## AVAILABLE DATA

= = = =

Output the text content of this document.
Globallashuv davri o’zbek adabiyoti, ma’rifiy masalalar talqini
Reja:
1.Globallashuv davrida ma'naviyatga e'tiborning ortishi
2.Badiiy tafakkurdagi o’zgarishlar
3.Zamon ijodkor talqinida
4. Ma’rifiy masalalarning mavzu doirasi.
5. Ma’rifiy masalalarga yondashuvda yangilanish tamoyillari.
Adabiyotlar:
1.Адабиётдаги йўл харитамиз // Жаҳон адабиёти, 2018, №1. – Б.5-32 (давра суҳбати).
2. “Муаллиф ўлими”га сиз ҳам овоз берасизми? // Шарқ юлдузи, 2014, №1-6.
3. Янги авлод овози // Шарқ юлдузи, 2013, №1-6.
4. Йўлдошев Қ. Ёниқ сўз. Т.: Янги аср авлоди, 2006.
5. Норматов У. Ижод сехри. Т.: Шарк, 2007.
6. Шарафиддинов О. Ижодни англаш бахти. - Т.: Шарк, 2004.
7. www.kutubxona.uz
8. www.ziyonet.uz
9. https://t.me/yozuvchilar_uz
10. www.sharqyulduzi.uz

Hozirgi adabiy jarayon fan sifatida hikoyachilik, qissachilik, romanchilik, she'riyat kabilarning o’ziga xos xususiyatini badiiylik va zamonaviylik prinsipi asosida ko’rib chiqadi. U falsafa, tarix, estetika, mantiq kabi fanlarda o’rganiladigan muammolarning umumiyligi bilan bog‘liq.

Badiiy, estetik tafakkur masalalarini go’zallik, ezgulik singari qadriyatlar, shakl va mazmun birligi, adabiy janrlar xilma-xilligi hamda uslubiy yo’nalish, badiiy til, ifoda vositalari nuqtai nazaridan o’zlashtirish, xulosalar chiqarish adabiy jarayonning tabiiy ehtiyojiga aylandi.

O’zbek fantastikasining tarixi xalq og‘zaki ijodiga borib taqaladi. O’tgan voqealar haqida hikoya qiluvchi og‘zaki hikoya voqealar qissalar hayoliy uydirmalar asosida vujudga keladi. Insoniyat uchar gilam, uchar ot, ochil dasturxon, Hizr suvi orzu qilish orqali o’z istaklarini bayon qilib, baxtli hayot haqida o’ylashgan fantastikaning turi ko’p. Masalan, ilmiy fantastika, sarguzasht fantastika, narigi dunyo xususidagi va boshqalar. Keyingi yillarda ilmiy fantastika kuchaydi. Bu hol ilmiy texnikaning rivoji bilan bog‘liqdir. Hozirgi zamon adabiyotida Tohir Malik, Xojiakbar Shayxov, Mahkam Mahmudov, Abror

= = = =

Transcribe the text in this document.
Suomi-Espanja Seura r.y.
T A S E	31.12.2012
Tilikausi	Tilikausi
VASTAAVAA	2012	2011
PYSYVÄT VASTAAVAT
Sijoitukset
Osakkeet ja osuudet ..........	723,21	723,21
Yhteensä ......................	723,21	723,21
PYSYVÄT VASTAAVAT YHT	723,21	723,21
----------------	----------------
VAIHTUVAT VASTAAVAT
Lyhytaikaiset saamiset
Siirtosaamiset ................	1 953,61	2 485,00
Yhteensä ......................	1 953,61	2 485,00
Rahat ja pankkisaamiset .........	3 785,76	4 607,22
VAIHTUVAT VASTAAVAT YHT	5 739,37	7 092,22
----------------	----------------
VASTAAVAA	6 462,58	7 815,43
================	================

= = = =

## WHAT IS ASKED
Tally up the lines of the listing containing the word "юлдузи". Give only the total.

## ANSWER BELOW
2